[Data records]
-- begin --
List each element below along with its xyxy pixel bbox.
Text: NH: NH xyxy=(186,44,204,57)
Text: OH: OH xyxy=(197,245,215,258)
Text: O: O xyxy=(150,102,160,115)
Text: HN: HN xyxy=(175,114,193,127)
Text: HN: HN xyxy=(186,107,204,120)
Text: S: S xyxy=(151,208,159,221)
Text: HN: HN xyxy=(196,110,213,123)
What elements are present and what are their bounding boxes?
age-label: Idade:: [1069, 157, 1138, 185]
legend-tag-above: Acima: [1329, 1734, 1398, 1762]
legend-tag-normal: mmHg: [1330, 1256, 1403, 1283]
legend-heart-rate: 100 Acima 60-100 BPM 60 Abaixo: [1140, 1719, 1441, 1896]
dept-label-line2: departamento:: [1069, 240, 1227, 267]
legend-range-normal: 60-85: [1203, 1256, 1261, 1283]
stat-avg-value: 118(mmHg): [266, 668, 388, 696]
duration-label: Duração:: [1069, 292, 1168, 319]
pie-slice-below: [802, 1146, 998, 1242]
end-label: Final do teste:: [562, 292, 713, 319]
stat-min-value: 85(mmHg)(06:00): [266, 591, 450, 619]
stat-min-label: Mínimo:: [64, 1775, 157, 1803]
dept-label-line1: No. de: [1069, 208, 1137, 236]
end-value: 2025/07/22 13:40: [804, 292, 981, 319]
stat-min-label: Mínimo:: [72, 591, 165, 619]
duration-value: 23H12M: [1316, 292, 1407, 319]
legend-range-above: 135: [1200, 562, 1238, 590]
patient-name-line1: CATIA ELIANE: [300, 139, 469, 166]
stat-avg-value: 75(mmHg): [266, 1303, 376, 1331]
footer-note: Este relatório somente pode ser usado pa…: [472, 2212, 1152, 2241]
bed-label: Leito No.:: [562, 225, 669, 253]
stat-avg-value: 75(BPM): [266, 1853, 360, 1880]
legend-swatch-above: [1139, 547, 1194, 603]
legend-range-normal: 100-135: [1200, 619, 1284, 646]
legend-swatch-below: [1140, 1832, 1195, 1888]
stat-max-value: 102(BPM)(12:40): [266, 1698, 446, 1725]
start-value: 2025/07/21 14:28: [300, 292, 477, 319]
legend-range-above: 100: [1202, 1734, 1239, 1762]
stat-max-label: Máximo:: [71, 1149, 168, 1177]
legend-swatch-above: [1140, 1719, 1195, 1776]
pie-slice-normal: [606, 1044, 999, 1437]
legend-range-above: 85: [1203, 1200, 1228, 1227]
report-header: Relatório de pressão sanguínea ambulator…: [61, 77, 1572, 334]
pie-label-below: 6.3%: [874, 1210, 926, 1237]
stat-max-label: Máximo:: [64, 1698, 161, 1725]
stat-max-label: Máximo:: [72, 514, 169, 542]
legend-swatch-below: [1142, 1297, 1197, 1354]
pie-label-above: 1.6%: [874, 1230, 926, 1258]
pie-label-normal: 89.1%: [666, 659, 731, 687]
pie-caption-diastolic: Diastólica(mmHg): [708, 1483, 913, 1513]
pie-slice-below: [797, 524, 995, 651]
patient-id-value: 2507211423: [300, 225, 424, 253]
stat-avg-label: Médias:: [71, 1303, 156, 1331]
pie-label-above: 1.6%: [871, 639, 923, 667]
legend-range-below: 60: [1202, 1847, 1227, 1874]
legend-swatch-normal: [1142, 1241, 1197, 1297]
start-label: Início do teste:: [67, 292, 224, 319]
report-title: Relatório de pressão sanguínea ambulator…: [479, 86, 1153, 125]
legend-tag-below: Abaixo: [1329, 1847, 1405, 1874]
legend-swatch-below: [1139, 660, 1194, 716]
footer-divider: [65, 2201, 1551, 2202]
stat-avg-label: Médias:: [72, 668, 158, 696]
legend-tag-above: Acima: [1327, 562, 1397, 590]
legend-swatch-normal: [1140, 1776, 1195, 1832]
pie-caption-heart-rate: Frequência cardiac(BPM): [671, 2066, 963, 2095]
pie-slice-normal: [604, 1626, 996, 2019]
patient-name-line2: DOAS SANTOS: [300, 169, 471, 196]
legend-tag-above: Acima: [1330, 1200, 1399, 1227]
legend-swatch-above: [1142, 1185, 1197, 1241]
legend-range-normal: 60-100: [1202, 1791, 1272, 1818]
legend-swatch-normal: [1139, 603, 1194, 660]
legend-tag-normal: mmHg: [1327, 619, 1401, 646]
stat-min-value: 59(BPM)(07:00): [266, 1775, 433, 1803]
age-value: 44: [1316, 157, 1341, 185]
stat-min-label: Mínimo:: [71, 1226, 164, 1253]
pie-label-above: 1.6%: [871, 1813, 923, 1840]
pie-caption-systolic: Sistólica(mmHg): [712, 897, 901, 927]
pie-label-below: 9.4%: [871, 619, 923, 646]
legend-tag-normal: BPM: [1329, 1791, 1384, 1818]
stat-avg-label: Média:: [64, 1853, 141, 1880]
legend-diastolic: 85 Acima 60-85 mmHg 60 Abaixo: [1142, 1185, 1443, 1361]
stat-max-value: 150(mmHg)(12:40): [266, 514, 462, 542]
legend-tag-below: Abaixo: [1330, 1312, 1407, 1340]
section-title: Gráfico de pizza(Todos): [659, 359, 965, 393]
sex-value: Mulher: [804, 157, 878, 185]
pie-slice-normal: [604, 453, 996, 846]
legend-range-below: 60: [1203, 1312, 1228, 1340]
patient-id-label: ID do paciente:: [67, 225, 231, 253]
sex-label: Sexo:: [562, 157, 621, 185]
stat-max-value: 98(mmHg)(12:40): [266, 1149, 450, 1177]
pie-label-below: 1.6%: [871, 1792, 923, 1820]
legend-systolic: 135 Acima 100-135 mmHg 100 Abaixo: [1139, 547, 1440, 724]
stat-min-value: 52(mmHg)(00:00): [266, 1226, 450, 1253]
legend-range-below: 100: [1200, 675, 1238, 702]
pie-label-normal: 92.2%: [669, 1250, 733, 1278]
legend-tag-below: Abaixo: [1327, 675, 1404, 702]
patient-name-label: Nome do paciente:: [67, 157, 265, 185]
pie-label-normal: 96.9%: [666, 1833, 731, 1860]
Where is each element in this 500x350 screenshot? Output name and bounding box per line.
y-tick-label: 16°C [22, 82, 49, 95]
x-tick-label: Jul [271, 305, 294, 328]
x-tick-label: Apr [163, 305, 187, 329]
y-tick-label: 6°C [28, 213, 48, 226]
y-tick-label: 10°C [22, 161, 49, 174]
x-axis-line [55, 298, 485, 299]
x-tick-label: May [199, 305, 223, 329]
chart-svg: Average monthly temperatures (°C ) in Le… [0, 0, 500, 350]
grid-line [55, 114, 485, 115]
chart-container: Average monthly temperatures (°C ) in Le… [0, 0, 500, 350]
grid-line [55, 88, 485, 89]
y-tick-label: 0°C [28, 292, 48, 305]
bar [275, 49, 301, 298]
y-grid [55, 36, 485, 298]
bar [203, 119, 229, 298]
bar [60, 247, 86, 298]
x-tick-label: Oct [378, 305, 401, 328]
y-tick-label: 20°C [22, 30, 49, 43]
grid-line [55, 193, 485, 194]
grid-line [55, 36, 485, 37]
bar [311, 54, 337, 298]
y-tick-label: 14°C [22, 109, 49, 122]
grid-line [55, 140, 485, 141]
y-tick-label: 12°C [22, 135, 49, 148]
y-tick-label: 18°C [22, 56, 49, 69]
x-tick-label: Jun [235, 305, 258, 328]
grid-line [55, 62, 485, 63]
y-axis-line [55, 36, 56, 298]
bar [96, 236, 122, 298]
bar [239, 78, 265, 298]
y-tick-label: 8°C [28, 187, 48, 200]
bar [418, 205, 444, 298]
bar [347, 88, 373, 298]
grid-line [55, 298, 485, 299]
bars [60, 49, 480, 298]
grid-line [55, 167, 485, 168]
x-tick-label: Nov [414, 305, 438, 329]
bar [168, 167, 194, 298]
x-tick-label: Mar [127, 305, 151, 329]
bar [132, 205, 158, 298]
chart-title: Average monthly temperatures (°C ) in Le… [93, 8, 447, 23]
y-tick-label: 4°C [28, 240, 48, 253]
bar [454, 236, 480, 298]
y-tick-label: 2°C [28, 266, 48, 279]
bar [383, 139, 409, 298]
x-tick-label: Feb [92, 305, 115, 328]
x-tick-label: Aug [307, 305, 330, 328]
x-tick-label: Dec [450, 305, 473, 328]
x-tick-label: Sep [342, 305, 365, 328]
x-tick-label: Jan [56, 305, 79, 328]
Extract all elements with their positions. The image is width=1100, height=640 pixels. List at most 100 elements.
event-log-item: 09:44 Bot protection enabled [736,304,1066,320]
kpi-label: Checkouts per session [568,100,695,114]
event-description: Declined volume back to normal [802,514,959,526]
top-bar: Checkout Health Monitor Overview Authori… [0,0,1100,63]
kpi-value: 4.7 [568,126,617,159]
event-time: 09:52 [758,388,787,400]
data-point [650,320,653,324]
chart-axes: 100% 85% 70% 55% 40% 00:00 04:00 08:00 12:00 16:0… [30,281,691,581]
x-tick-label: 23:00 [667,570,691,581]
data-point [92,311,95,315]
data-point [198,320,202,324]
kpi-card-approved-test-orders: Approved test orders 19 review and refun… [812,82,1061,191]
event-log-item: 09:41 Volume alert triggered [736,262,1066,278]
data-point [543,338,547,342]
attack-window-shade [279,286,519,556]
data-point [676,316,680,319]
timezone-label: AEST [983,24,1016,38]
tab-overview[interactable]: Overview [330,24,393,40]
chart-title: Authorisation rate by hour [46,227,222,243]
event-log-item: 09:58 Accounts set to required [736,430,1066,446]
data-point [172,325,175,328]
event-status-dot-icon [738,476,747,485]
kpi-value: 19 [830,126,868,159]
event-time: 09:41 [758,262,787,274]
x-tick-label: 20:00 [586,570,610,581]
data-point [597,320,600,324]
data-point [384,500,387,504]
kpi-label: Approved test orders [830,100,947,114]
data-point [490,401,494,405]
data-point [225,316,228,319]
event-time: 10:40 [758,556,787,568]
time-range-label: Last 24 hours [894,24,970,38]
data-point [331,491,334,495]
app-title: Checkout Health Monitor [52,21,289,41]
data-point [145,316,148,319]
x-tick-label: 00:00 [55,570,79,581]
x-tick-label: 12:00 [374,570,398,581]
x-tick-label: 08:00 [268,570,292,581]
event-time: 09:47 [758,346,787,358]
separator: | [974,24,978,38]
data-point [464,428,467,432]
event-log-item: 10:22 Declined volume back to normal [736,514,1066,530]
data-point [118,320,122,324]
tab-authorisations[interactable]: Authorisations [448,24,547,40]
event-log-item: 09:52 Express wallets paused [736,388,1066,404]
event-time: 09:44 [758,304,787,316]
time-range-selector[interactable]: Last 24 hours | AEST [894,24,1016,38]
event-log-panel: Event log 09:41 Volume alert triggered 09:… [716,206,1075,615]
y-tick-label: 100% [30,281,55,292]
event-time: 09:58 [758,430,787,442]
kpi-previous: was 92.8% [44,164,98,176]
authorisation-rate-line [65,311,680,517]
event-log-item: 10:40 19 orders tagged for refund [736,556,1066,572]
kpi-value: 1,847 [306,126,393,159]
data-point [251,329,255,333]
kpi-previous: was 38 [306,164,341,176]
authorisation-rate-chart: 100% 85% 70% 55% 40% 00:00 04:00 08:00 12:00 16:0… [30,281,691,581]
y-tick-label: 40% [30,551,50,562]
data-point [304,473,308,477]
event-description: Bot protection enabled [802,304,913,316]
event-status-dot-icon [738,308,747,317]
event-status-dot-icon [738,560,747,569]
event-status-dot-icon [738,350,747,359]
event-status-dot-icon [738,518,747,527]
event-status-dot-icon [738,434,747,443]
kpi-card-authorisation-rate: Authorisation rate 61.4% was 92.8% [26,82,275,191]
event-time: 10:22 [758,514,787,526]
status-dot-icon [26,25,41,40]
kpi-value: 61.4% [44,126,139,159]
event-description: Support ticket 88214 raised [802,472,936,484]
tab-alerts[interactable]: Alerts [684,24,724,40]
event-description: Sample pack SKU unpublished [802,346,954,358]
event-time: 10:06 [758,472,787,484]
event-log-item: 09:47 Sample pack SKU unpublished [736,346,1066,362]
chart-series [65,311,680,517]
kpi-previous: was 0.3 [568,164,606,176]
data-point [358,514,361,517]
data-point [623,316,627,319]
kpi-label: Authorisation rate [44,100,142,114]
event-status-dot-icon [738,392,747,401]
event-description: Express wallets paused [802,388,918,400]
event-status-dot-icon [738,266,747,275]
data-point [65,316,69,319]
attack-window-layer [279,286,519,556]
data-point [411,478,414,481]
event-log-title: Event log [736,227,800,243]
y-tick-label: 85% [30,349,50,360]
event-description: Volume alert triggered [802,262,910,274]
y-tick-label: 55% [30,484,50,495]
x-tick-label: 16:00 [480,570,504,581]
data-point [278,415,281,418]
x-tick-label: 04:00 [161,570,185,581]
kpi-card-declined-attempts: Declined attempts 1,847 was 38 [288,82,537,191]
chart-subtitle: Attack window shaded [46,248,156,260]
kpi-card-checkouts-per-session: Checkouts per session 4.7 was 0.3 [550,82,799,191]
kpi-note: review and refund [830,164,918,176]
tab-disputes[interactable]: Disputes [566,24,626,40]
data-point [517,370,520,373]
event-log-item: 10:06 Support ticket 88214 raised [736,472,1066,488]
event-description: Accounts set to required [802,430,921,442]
-- end --
## EXERCISE GOAL
Convert the material above into a JSON list of strings, one string per line, starting at the first line and going on through the line that contains "legend-range-above: 85: [1203, 1200, 1228, 1227]". Leave out any blank lines.

## COMPLETED EXERCISE
[
  "List each element below along with its xyxy pixel bbox.",
  "Text: NH: NH xyxy=(186,44,204,57)",
  "Text: OH: OH xyxy=(197,245,215,258)",
  "Text: O: O xyxy=(150,102,160,115)",
  "Text: HN: HN xyxy=(175,114,193,127)",
  "Text: HN: HN xyxy=(186,107,204,120)",
  "Text: S: S xyxy=(151,208,159,221)",
  "Text: HN: HN xyxy=(196,110,213,123)",
  "What elements are present and what are their bounding boxes?",
  "age-label: Idade:: [1069, 157, 1138, 185]",
  "legend-tag-above: Acima: [1329, 1734, 1398, 1762]",
  "legend-tag-normal: mmHg: [1330, 1256, 1403, 1283]",
  "legend-heart-rate: 100 Acima 60-100 BPM 60 Abaixo: [1140, 1719, 1441, 1896]",
  "dept-label-line2: departamento:: [1069, 240, 1227, 267]",
  "legend-range-normal: 60-85: [1203, 1256, 1261, 1283]",
  "stat-avg-value: 118(mmHg): [266, 668, 388, 696]",
  "duration-label: Duração:: [1069, 292, 1168, 319]",
  "pie-slice-below: [802, 1146, 998, 1242]",
  "end-label: Final do teste:: [562, 292, 713, 319]",
  "stat-min-value: 85(mmHg)(06:00): [266, 591, 450, 619]",
  "stat-min-label: Mínimo:: [64, 1775, 157, 1803]",
  "dept-label-line1: No. de: [1069, 208, 1137, 236]",
  "end-value: 2025/07/22 13:40: [804, 292, 981, 319]",
  "stat-min-label: Mínimo:: [72, 591, 165, 619]",
  "duration-value: 23H12M: [1316, 292, 1407, 319]",
  "legend-range-above: 135: [1200, 562, 1238, 590]",
  "patient-name-line1: CATIA ELIANE: [300, 139, 469, 166]",
  "stat-avg-value: 75(mmHg): [266, 1303, 376, 1331]",
  "footer-note: Este relatório somente pode ser usado pa…: [472, 2212, 1152, 2241]",
  "bed-label: Leito No.:: [562, 225, 669, 253]",
  "stat-avg-value: 75(BPM): [266, 1853, 360, 1880]",
  "legend-swatch-above: [1139, 547, 1194, 603]",
  "legend-range-normal: 100-135: [1200, 619, 1284, 646]",
  "legend-swatch-below: [1140, 1832, 1195, 1888]",
  "stat-max-value: 102(BPM)(12:40): [266, 1698, 446, 1725]",
  "start-value: 2025/07/21 14:28: [300, 292, 477, 319]",
  "legend-range-above: 100: [1202, 1734, 1239, 1762]",
  "stat-max-label: Máximo:: [71, 1149, 168, 1177]",
  "legend-swatch-above: [1140, 1719, 1195, 1776]",
  "pie-slice-normal: [606, 1044, 999, 1437]",
  "legend-range-above: 85: [1203, 1200, 1228, 1227]"
]